Exercise task – Write out the material exactly. Do not include the pictures.

Extracted material –

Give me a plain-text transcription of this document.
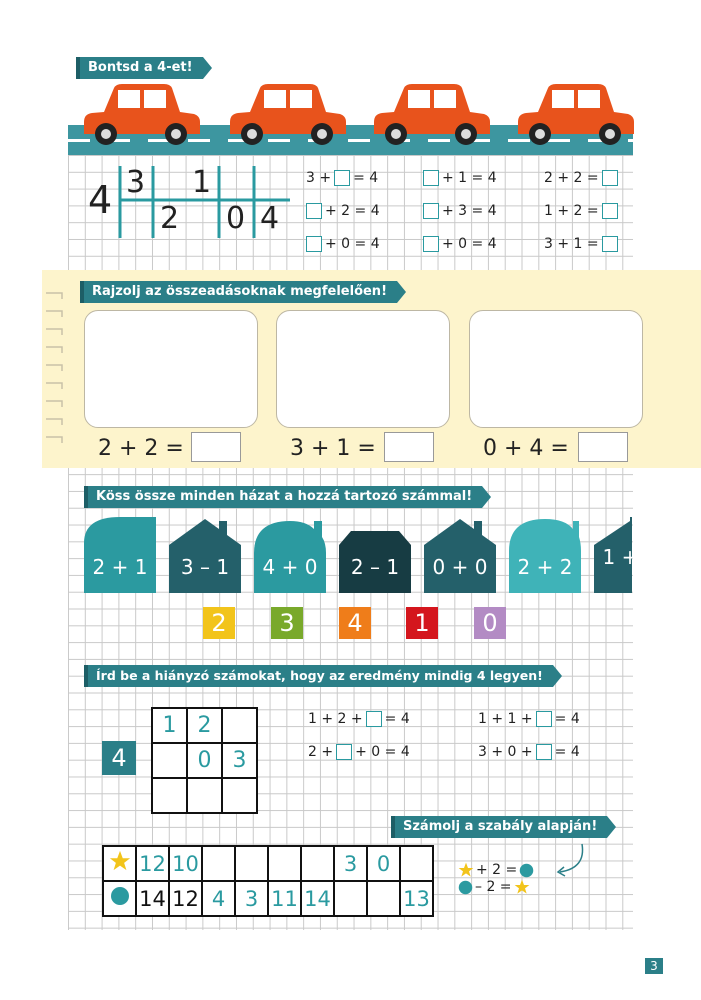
Bontsd a 4-et!
4 3 1
2 0 4
3 + = 4
+ 2 = 4
+ 0 = 4
+ 1 = 4
+ 3 = 4
+ 0 = 4
2 + 2 =
1 + 2 =
3 + 1 =
Rajzolj az összeadásoknak megfelelően!
2 + 2 =	3 + 1 =	0 + 4 =
Köss össze minden házat a hozzá tartozó számmal!
2 + 1	3 – 1	4 + 0	2 – 1	0 + 0	2 + 2	1 + 3
2	3	4	1	0
Írd be a hiányzó számokat, hogy az eredmény mindig 4 legyen!
4
1	2	
	0	3

1 + 2 + = 4
2 + + 0 = 4
1 + 1 + = 4
3 + 0 + = 4
Számolj a szabály alapján!
	12	10					3	0	
	14	12	4	3	11	14			13
+ 2 =
– 2 =
3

Result of this exercise –
Give me a plain-text transcription of this document.
Bontsd a 4-et!
4 3 1
2 0 4
3 + = 4
+ 2 = 4
+ 0 = 4
+ 1 = 4
+ 3 = 4
+ 0 = 4
2 + 2 =
1 + 2 =
3 + 1 =
Rajzolj az összeadásoknak megfelelően!
2 + 2 =	3 + 1 =	0 + 4 =
Köss össze minden házat a hozzá tartozó számmal!
2 + 1	3 – 1	4 + 0	2 – 1	0 + 0	2 + 2	1 + 3
2	3	4	1	0
Írd be a hiányzó számokat, hogy az eredmény mindig 4 legyen!
4
1	2	
	0	3

1 + 2 + = 4
2 + + 0 = 4
1 + 1 + = 4
3 + 0 + = 4
Számolj a szabály alapján!
	12	10					3	0	
	14	12	4	3	11	14			13
+ 2 =
– 2 =
3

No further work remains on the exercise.